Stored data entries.
--------------------------------------------------
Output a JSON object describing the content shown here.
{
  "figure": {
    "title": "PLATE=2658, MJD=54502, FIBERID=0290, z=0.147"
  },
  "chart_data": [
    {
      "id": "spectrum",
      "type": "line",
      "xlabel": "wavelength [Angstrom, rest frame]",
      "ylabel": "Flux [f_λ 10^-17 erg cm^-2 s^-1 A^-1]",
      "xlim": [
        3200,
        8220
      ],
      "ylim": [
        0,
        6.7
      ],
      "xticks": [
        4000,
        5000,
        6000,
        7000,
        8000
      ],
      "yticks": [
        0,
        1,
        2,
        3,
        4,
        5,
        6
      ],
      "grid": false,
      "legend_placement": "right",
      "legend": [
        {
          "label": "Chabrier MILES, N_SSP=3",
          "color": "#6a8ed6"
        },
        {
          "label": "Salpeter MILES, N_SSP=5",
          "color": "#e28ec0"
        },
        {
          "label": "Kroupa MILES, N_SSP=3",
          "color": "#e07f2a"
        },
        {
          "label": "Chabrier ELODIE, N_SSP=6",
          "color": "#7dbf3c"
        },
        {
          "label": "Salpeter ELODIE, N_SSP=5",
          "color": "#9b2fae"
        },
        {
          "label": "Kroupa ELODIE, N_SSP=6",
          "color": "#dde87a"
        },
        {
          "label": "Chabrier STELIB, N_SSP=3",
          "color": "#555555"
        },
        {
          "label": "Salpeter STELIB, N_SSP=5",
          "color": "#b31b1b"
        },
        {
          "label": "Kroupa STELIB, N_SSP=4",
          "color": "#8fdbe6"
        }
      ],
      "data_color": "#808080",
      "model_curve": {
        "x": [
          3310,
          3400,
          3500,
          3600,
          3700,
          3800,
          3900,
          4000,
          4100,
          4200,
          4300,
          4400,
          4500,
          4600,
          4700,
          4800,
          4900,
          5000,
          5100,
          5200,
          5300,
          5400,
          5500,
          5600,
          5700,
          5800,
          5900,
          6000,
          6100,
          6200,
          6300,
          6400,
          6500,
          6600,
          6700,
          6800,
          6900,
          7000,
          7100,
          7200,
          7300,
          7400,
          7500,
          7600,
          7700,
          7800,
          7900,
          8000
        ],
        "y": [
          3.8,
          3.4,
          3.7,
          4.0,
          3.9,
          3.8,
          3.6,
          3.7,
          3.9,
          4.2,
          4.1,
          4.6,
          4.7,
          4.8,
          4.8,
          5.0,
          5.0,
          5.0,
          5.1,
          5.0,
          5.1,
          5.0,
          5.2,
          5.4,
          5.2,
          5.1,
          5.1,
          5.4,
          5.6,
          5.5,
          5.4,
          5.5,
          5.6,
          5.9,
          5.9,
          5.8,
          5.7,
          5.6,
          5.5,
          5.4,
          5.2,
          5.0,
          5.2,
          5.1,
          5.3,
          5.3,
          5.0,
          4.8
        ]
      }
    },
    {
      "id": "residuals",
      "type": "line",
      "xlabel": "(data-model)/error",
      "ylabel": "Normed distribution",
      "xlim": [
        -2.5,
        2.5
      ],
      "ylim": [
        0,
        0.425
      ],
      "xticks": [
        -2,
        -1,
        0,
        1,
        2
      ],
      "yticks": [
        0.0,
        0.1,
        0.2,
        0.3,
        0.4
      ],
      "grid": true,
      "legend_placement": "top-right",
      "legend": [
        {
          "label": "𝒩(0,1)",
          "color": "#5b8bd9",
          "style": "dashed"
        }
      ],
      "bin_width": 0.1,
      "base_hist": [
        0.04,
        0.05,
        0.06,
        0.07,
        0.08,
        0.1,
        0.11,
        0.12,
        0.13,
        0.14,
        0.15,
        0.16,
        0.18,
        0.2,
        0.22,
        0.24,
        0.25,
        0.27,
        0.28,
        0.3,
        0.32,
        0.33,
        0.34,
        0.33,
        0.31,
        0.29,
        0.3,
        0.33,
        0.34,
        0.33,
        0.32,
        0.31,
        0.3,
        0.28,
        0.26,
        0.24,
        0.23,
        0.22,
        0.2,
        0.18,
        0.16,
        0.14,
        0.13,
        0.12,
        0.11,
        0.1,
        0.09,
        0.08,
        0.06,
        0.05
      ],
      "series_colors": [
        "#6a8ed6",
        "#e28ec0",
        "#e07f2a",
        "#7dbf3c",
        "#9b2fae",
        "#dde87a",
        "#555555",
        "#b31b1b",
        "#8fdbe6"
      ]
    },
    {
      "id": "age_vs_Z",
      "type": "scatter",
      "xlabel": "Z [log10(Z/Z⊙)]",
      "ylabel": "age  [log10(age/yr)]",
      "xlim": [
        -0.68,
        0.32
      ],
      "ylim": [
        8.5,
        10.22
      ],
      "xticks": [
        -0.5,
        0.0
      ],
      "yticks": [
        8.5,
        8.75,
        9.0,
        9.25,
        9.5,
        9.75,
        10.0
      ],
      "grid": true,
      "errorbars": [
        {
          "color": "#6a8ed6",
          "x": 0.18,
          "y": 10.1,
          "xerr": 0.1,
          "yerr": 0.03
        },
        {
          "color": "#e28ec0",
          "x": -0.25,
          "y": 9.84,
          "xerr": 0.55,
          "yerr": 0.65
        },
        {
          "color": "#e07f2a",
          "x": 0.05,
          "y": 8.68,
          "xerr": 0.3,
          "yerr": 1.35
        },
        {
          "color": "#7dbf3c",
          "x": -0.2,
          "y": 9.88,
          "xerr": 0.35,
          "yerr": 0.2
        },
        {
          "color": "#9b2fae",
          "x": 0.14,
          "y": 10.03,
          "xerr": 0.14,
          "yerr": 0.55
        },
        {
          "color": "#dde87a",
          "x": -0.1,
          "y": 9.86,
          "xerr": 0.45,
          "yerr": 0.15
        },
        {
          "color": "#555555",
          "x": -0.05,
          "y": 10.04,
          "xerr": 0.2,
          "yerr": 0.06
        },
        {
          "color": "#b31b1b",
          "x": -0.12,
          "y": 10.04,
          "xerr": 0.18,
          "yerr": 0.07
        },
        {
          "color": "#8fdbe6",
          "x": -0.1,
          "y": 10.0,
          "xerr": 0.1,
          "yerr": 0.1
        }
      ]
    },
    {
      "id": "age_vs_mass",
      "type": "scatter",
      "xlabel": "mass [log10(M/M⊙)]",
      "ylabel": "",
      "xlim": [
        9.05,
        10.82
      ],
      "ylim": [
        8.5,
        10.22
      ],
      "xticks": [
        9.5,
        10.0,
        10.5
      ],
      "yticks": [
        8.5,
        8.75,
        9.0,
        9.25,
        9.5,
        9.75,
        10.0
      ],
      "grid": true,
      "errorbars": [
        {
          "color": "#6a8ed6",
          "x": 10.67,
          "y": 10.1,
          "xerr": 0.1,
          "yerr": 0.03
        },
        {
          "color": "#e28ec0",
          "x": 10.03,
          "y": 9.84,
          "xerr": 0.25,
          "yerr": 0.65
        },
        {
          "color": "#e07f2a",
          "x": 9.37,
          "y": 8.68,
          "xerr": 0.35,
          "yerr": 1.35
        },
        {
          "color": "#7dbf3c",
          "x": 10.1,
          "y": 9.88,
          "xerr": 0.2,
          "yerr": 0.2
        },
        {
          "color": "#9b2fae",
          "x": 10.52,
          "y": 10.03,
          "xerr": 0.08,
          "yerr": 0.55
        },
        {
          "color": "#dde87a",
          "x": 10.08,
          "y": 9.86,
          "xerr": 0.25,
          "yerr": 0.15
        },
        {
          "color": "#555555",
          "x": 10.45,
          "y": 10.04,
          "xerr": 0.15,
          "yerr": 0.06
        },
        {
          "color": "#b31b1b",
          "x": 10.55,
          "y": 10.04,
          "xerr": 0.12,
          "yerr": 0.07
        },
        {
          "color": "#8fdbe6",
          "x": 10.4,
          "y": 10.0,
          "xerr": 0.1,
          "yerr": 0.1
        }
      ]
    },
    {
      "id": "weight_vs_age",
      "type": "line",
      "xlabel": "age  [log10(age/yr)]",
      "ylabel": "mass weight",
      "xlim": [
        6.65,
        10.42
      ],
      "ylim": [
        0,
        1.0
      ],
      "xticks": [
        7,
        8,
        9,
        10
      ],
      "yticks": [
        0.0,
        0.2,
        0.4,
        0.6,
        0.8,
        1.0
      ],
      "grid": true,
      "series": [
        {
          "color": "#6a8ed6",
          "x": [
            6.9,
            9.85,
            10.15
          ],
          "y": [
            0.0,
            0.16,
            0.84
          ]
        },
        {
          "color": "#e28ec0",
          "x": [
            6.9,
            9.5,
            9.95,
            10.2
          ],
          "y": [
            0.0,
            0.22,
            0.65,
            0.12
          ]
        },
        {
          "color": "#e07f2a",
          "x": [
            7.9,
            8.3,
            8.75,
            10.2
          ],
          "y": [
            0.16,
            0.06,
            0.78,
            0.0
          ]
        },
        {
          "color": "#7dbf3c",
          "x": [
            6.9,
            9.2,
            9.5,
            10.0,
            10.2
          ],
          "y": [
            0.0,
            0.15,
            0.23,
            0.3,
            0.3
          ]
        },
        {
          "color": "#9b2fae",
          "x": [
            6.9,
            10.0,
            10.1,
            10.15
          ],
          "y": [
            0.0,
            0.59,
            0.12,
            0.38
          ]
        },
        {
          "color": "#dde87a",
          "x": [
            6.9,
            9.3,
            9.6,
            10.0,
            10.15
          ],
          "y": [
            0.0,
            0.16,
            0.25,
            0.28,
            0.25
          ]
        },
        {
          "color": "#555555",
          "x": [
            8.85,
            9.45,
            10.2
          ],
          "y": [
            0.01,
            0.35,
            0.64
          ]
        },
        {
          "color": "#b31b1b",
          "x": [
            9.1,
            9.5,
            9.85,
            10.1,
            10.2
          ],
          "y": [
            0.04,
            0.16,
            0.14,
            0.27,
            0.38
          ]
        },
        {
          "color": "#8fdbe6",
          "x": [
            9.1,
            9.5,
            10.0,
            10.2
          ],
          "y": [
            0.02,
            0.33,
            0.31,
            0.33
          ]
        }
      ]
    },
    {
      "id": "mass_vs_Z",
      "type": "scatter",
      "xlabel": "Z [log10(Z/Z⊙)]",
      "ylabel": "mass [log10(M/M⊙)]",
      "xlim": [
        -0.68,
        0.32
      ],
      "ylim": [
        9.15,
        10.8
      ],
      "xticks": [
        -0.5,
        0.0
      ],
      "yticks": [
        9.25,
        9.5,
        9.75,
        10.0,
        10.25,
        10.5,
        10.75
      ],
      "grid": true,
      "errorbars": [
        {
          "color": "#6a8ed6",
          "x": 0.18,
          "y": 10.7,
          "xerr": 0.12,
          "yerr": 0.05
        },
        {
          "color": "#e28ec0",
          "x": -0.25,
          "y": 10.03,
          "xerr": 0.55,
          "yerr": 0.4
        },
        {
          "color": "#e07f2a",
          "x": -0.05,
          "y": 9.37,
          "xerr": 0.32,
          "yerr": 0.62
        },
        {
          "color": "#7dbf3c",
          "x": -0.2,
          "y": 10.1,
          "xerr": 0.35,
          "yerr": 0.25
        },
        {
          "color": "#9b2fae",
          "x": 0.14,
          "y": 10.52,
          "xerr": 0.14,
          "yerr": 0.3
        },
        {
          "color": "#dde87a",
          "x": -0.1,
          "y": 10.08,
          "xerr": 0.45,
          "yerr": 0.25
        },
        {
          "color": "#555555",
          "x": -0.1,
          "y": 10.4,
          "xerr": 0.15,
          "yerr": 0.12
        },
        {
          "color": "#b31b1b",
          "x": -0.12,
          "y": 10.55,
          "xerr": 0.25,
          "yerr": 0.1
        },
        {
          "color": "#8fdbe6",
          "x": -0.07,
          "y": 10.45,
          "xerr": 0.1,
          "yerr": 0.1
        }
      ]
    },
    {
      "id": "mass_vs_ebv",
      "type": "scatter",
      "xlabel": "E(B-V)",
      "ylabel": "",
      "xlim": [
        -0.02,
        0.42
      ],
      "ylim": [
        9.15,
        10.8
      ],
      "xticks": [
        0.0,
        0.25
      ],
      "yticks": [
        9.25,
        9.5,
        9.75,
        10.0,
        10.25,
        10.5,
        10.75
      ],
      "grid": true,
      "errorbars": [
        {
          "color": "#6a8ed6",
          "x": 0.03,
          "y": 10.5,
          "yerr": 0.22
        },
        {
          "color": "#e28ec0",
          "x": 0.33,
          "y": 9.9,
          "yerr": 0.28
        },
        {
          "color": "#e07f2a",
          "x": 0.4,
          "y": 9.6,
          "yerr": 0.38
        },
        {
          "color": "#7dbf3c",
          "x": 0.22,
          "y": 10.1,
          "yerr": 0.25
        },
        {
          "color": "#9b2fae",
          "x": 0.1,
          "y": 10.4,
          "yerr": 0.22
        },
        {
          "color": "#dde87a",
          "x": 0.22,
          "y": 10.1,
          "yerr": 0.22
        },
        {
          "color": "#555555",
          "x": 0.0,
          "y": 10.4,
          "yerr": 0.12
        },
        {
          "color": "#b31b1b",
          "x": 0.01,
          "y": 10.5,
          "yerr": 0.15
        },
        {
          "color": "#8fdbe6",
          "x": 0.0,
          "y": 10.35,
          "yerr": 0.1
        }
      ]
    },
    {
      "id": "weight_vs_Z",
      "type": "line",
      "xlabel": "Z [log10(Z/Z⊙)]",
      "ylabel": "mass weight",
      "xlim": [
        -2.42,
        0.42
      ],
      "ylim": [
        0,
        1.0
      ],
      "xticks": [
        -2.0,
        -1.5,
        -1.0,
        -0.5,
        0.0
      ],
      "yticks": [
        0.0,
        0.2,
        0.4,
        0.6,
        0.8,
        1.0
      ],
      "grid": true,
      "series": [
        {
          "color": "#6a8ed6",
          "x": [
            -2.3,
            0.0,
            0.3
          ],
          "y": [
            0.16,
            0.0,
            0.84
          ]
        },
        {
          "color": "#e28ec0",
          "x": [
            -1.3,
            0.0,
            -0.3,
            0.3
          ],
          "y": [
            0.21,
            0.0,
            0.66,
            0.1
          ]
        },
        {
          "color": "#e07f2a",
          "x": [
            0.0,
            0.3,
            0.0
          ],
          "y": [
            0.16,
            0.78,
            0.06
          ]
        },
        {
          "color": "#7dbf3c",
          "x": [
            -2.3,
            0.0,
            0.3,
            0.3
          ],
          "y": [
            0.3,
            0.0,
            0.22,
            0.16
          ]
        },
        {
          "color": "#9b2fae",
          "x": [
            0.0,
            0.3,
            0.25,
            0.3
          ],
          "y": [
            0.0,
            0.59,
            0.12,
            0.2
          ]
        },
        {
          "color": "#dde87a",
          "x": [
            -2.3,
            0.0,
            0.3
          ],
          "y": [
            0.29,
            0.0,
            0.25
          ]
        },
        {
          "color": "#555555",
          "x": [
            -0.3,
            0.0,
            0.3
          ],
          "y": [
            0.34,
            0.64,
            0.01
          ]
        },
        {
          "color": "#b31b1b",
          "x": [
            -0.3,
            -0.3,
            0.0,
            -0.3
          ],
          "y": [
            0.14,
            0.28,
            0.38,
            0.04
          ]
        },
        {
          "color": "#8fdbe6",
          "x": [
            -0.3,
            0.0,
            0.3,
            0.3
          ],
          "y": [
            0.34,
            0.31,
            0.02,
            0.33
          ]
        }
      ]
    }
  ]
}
--------------------------------------------------
DO THIS. Exactly how many lines of the listing above contain the string "ELODIE"? Give no more than the number.

FULL OUTPUT. 3